■ Job 1
Echo the passage of the episode review from "Next is a short" to "on us here.".
■ Job 2
According to the episode review, who wrote the episode?
■ Job 3
Carry the episode review on from where it stops.

Gunn: "Eatin' ,trash and watchin' my buddies get picked off one by one? Yeah, that was the life."

Because of the mind wipe, Gunn is much closer to that life than we realized. The last time we heard mention of his old life was "That Old Gang of Mine" (Ok, there was the episode with the soul for a truck, but that's mostly in flashback right?)

Next, Angel lying to himself. "Not bad for a day's pay." He'll do this throughout the episode.

Spike: A reminder to the audience that he can't touch anything, but we also are told outright what was only implied before. He can't smell or taste either. (And later he says he can't drink or smoke as well) So he can see and hear with no problem. Likely because without those senses, someone like Spike wouldn't realize that he exists. But we know that if he tries hard enough he can touch things. How about the other things? If he concentrates enough, could he tap into his vamp senses? I have a feeling that he might, but I'll get to that later.

Soon #5 throws Angel through a window, but I'll get to that later as well

Opening credits

We have the pretty basic setup. Wes finds a pattern of bodies. The writing seems a little weak with Spike. The camera angle sort of annoyed me and Spike's lines were kind of forced. Maybe the writer (Jeffery Bell) isn't sure how to write the banter or maybe he had a dry spot here. Anyway, other than that, the editors did make an awesome transition sequence. Especially with the rattlers.
We follow this with more plot development. Nothing real special here. The only notable thing was Wesley's gun use. "Do they ever work?" - Skip

Next is a short scene with Gunn and Fred. Hmm, no tension at all between former lovers? Seems fishy to me. Like some nut who has given up all his hope went and wiped there memory of the whole thing. Oh, wait...

Let's skip the Spike and Fred dialogue.

Angel lies to himself again. "Cause that's what we do."

The second Shanshu reference of the season. I think Wes is guilty of not reading between the lines. "Any vampire with a soul who's not a ghost." Uhm, isn't what Spike described - his saving of the world ---doesn't that qualify as enough? Can't Wes see that maybe Spike has Shanshued? No. He still has too much faith in Angel. Not exactly like season 4 Wes is it?

Cut to Wes figuring out the who defeated the monster (of the week) last time it was here. Great ME joke on us here.

Angel: "Do we know his number?"
Wes: "Actually we do."

Cut to the number "8" when we were all thinking 5. Very funny.

Ok, the vampire rules seem wiggy here. 5 pulls Angel in, I suppose in doing so either giving an implied invitation or more likely giving up his invitation only rights.

More importantly is what is said next.

#5: "Did you not get the message from our last conversation?"

Angel: "We didn't have a conversation. You just through me through a window"*

*Many of these lines are from memory and likely not exactly right and defiantly not word for word. I'm just trying to get the implied meaning out of it.

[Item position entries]
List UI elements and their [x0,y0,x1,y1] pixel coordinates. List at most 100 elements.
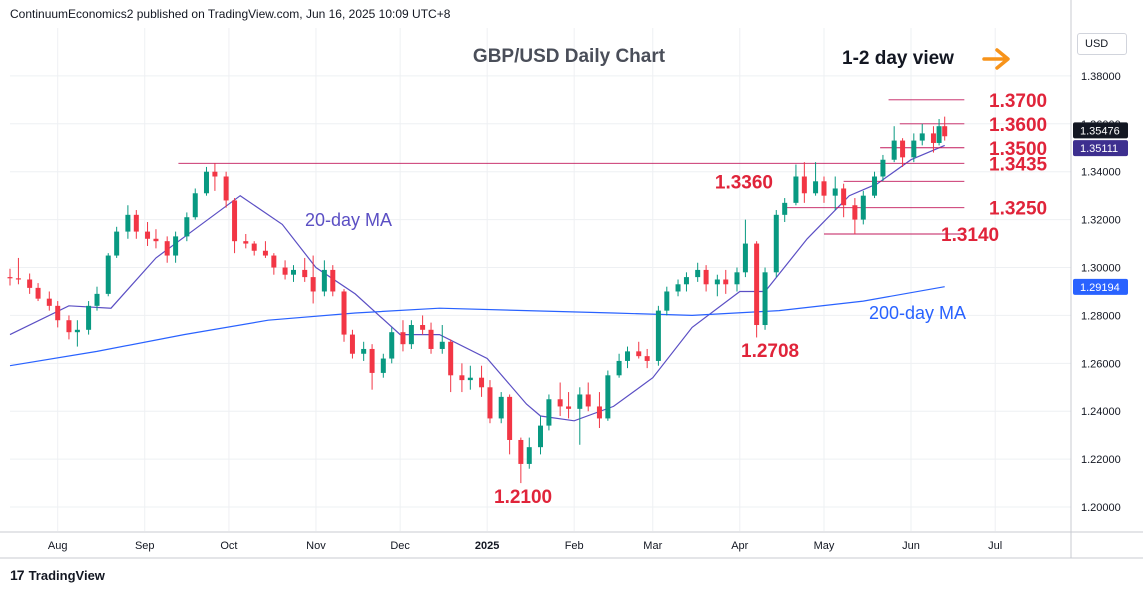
candle-body [742,243,748,273]
candle-body [891,140,897,160]
tradingview-logo-icon: 17 [10,567,25,583]
candle-body [793,176,799,203]
candle-body [184,217,190,237]
candle-body [655,310,661,361]
currency-button[interactable]: USD [1077,33,1127,55]
candle-body [526,447,532,464]
candle-body [380,358,386,373]
candle-body [762,272,768,326]
candle-body [7,277,13,279]
candle-body [55,305,61,321]
candle-body [330,269,336,292]
candle-body [467,377,473,381]
candle-body [557,399,563,407]
candle-body [389,332,395,359]
chart-title: GBP/USD Daily Chart [473,46,666,67]
candle-body [577,394,583,409]
candle-body [439,341,445,349]
candle-body [625,351,631,361]
candle-body [860,195,866,220]
candle-body [192,193,198,218]
level-label: 1.3700 [989,91,1047,112]
candle-body [66,320,72,333]
candle-body [243,241,249,244]
candle-body [942,126,948,137]
footer-brand[interactable]: 17 TradingView [10,567,105,583]
candle-body [74,329,80,333]
level-label: 1.3140 [941,225,999,246]
candle-body [341,291,347,335]
candle-body [145,231,151,239]
x-tick-label: Aug [48,540,68,552]
candle-body [900,140,906,158]
x-tick-label: Sep [135,540,155,552]
candle-body [930,133,936,143]
view-label: 1-2 day view [842,48,954,69]
candle-body [105,255,111,294]
candle-body [125,214,131,232]
candle-body [173,236,179,256]
candle-body [507,396,513,440]
candle-body [566,406,572,409]
x-tick-label: Mar [643,540,662,552]
candle-body [290,269,296,275]
candle-body [153,238,159,242]
candle-body [369,348,375,373]
x-tick-label: Jun [902,540,920,552]
candle-body [636,351,642,357]
candle-body [262,250,268,256]
candle-body [872,176,878,196]
y-tick-label: 1.34000 [1081,167,1121,179]
candle-body [27,279,33,288]
level-label: 1.3500 [989,139,1047,160]
level-label: 1.3360 [715,172,773,193]
x-tick-label: Feb [565,540,584,552]
candle-body [310,277,316,292]
candle-body [664,291,670,311]
candle-body [675,284,681,292]
candle-body [714,279,720,285]
last-price-badge: 1.35476 [1080,125,1120,137]
chart-annotation: 200-day MA [869,303,966,323]
candle-body [936,126,942,143]
candle-body [448,341,454,376]
candle-body [400,332,406,345]
candle-body [408,325,414,345]
x-tick-label: Apr [731,540,748,552]
candle-body [585,394,591,407]
candle-body [703,269,709,285]
candle-body [852,205,858,220]
candle-body [644,356,650,361]
ma20-value-badge-bg [1073,140,1128,157]
chart-annotation: 1.2708 [741,341,799,362]
candle-body [86,305,92,330]
x-tick-label: Oct [220,540,237,552]
chart-annotation: 20-day MA [305,210,392,230]
candle-body [880,159,886,177]
candle-body [538,425,543,448]
candle-body [349,334,355,354]
candle-body [754,243,760,326]
candle-body [911,140,917,158]
candle-body [832,188,838,196]
y-tick-label: 1.32000 [1081,215,1121,227]
candle-body [232,200,238,242]
x-tick-label: Jul [988,540,1002,552]
candle-body [605,375,611,419]
right-arrow-icon [982,48,1010,70]
level-label: 1.3435 [989,154,1048,175]
level-label: 1.3600 [989,115,1047,136]
candle-body [361,348,367,354]
candle-body [695,269,701,278]
chart-annotation: 1.2100 [494,487,552,508]
x-tick-label: Nov [306,540,326,552]
candle-body [919,133,925,141]
candle-body [841,188,847,206]
candle-body [734,272,740,285]
ma-line [9,144,945,422]
candle-body [35,287,41,299]
x-tick-label: May [814,540,835,552]
candle-body [420,325,426,330]
candle-body [271,255,277,268]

■ Response 1
Next is a short scene with Gunn and Fred. Hmm, no tension at all between former lovers? Seems fishy to me. Like some nut who has given up all his hope went and wiped there memory of the whole thing. Oh, wait...

Let's skip the Spike and Fred dialogue.

Angel lies to himself again. "Cause that's what we do."

The second Shanshu reference of the season. I think Wes is guilty of not reading between the lines. "Any vampire with a soul who's not a ghost." Uhm, isn't what Spike described - his saving of the world ---doesn't that qualify as enough? Can't Wes see that maybe Spike has Shanshued? No. He still has too much faith in Angel. Not exactly like season 4 Wes is it?

Cut to Wes figuring out the who defeated the monster (of the week) last time it was here. Great ME joke on us here.

■ Response 2
Jeffery Bell

■ Response 3
These lines have meaning. When Angel made the decision concerning Conner, he didn't ask for anyone's advice. He didn't have a conversation with them. He just acted. Just like #5

Now the story of Los Hermanos Numeros, "The Number Brothers." This is an obvious analogy to the team of Lorne, Fred, Gunn, Wes and Angel. The campy-ness of Brothers act as a caricature to the former. A caricature brings to the surface all the ugly flaws of a person or thing by making them cartoonish and easily visible.

Now another great line.

#5: "Surly you've heard of our victory over the Devil's Robot.

Angel: "Sorry."

#5: "ugh, no one remember the good stuff."

I almost peed myself after hearing this line. What a great reference to the mind-wipe. Then numerous other parallels: Brother's die/friends are mind-wiped, worked for W&H/made a deal, now runs W&H.

Also of significance is this amulet. "There's always a talisman." Hmm, just thinking now...that could be a connection from Lessons to Chosen....and then from Chosen to the end of Conviction and that would mean big reference to (future bookend Angel episode title here)....but I digress. Yes an amulet (that looks suspiciously like the one Spike is connected to) that had significant importance to the caricatures of Angel's team. Yeah, that amulet is gonna be of mondo importance.

Now some talk of the past from

,b>#5: "Is it too much for people to remember the past? To much to remember those that fought and died?"

Pretty strong connection to the mind-wipe.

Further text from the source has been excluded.